A block of data

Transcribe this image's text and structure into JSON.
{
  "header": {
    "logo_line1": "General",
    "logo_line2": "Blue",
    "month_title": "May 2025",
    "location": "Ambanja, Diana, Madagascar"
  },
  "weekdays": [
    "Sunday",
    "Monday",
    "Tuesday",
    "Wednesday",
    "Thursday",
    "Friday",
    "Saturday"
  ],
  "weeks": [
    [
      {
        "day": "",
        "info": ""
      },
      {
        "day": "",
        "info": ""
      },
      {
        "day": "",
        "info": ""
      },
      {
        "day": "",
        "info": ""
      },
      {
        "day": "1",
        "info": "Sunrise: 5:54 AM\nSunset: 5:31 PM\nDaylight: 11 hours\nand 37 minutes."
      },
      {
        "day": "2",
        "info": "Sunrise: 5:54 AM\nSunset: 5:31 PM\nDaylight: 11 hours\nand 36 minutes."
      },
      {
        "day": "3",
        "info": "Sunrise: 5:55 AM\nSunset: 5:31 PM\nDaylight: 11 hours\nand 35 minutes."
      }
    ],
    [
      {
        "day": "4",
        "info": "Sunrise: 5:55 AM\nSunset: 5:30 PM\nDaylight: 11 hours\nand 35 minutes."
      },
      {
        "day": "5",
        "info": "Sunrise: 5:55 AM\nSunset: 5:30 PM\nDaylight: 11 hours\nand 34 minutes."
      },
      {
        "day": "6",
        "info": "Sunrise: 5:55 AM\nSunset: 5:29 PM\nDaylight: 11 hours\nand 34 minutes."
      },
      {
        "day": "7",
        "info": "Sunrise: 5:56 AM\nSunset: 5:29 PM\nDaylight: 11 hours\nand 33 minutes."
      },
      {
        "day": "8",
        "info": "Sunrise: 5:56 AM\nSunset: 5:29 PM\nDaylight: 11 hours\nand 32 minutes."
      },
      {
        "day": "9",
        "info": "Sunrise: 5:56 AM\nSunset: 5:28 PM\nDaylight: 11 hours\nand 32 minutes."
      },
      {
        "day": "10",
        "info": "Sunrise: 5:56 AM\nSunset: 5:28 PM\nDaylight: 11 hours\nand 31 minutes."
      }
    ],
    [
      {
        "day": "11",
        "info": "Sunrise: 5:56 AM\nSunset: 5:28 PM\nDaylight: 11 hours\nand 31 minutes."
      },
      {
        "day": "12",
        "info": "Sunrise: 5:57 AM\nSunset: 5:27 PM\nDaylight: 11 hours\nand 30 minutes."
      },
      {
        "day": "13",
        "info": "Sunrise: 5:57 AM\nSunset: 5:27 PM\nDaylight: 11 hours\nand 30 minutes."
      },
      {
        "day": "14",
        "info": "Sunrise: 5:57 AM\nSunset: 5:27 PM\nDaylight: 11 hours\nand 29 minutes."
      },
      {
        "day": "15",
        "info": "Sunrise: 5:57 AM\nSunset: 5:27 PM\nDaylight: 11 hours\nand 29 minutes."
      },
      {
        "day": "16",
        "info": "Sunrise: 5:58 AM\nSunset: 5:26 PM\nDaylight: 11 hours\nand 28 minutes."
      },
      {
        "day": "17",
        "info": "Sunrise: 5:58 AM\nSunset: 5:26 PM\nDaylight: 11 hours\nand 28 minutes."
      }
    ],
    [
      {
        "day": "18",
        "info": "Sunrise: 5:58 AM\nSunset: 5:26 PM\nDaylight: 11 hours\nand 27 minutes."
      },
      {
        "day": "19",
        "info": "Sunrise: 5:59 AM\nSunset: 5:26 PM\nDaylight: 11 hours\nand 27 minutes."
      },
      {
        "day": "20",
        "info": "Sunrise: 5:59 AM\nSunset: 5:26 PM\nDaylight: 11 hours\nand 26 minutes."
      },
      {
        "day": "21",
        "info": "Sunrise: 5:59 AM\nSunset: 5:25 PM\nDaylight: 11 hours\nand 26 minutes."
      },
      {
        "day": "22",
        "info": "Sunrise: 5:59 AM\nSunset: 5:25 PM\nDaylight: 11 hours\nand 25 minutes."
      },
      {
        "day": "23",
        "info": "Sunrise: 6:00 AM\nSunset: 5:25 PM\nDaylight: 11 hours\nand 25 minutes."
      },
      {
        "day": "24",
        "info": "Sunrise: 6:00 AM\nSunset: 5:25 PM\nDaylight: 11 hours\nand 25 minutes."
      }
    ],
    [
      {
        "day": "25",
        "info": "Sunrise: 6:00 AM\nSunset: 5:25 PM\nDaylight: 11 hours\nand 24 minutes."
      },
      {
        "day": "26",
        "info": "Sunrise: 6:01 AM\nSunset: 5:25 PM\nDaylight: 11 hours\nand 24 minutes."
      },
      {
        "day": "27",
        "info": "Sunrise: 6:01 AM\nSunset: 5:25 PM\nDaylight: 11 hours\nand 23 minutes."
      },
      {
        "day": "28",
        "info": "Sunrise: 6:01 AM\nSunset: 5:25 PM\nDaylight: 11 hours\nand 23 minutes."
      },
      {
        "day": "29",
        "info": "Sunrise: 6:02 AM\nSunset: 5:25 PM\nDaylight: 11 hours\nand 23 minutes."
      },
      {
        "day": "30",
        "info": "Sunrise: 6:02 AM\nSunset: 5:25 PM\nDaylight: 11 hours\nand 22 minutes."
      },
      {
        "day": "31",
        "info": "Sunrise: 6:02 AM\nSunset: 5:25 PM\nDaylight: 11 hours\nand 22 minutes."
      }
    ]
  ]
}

What to produce =
Extract the data exactly as given.

The response =
Transcribe this image's text and structure into JSON.
{
  "header": {
    "logo_line1": "General",
    "logo_line2": "Blue",
    "month_title": "May 2025",
    "location": "Ambanja, Diana, Madagascar"
  },
  "weekdays": [
    "Sunday",
    "Monday",
    "Tuesday",
    "Wednesday",
    "Thursday",
    "Friday",
    "Saturday"
  ],
  "weeks": [
    [
      {
        "day": "",
        "info": ""
      },
      {
        "day": "",
        "info": ""
      },
      {
        "day": "",
        "info": ""
      },
      {
        "day": "",
        "info": ""
      },
      {
        "day": "1",
        "info": "Sunrise: 5:54 AM\nSunset: 5:31 PM\nDaylight: 11 hours\nand 37 minutes."
      },
      {
        "day": "2",
        "info": "Sunrise: 5:54 AM\nSunset: 5:31 PM\nDaylight: 11 hours\nand 36 minutes."
      },
      {
        "day": "3",
        "info": "Sunrise: 5:55 AM\nSunset: 5:31 PM\nDaylight: 11 hours\nand 35 minutes."
      }
    ],
    [
      {
        "day": "4",
        "info": "Sunrise: 5:55 AM\nSunset: 5:30 PM\nDaylight: 11 hours\nand 35 minutes."
      },
      {
        "day": "5",
        "info": "Sunrise: 5:55 AM\nSunset: 5:30 PM\nDaylight: 11 hours\nand 34 minutes."
      },
      {
        "day": "6",
        "info": "Sunrise: 5:55 AM\nSunset: 5:29 PM\nDaylight: 11 hours\nand 34 minutes."
      },
      {
        "day": "7",
        "info": "Sunrise: 5:56 AM\nSunset: 5:29 PM\nDaylight: 11 hours\nand 33 minutes."
      },
      {
        "day": "8",
        "info": "Sunrise: 5:56 AM\nSunset: 5:29 PM\nDaylight: 11 hours\nand 32 minutes."
      },
      {
        "day": "9",
        "info": "Sunrise: 5:56 AM\nSunset: 5:28 PM\nDaylight: 11 hours\nand 32 minutes."
      },
      {
        "day": "10",
        "info": "Sunrise: 5:56 AM\nSunset: 5:28 PM\nDaylight: 11 hours\nand 31 minutes."
      }
    ],
    [
      {
        "day": "11",
        "info": "Sunrise: 5:56 AM\nSunset: 5:28 PM\nDaylight: 11 hours\nand 31 minutes."
      },
      {
        "day": "12",
        "info": "Sunrise: 5:57 AM\nSunset: 5:27 PM\nDaylight: 11 hours\nand 30 minutes."
      },
      {
        "day": "13",
        "info": "Sunrise: 5:57 AM\nSunset: 5:27 PM\nDaylight: 11 hours\nand 30 minutes."
      },
      {
        "day": "14",
        "info": "Sunrise: 5:57 AM\nSunset: 5:27 PM\nDaylight: 11 hours\nand 29 minutes."
      },
      {
        "day": "15",
        "info": "Sunrise: 5:57 AM\nSunset: 5:27 PM\nDaylight: 11 hours\nand 29 minutes."
      },
      {
        "day": "16",
        "info": "Sunrise: 5:58 AM\nSunset: 5:26 PM\nDaylight: 11 hours\nand 28 minutes."
      },
      {
        "day": "17",
        "info": "Sunrise: 5:58 AM\nSunset: 5:26 PM\nDaylight: 11 hours\nand 28 minutes."
      }
    ],
    [
      {
        "day": "18",
        "info": "Sunrise: 5:58 AM\nSunset: 5:26 PM\nDaylight: 11 hours\nand 27 minutes."
      },
      {
        "day": "19",
        "info": "Sunrise: 5:59 AM\nSunset: 5:26 PM\nDaylight: 11 hours\nand 27 minutes."
      },
      {
        "day": "20",
        "info": "Sunrise: 5:59 AM\nSunset: 5:26 PM\nDaylight: 11 hours\nand 26 minutes."
      },
      {
        "day": "21",
        "info": "Sunrise: 5:59 AM\nSunset: 5:25 PM\nDaylight: 11 hours\nand 26 minutes."
      },
      {
        "day": "22",
        "info": "Sunrise: 5:59 AM\nSunset: 5:25 PM\nDaylight: 11 hours\nand 25 minutes."
      },
      {
        "day": "23",
        "info": "Sunrise: 6:00 AM\nSunset: 5:25 PM\nDaylight: 11 hours\nand 25 minutes."
      },
      {
        "day": "24",
        "info": "Sunrise: 6:00 AM\nSunset: 5:25 PM\nDaylight: 11 hours\nand 25 minutes."
      }
    ],
    [
      {
        "day": "25",
        "info": "Sunrise: 6:00 AM\nSunset: 5:25 PM\nDaylight: 11 hours\nand 24 minutes."
      },
      {
        "day": "26",
        "info": "Sunrise: 6:01 AM\nSunset: 5:25 PM\nDaylight: 11 hours\nand 24 minutes."
      },
      {
        "day": "27",
        "info": "Sunrise: 6:01 AM\nSunset: 5:25 PM\nDaylight: 11 hours\nand 23 minutes."
      },
      {
        "day": "28",
        "info": "Sunrise: 6:01 AM\nSunset: 5:25 PM\nDaylight: 11 hours\nand 23 minutes."
      },
      {
        "day": "29",
        "info": "Sunrise: 6:02 AM\nSunset: 5:25 PM\nDaylight: 11 hours\nand 23 minutes."
      },
      {
        "day": "30",
        "info": "Sunrise: 6:02 AM\nSunset: 5:25 PM\nDaylight: 11 hours\nand 22 minutes."
      },
      {
        "day": "31",
        "info": "Sunrise: 6:02 AM\nSunset: 5:25 PM\nDaylight: 11 hours\nand 22 minutes."
      }
    ]
  ]
}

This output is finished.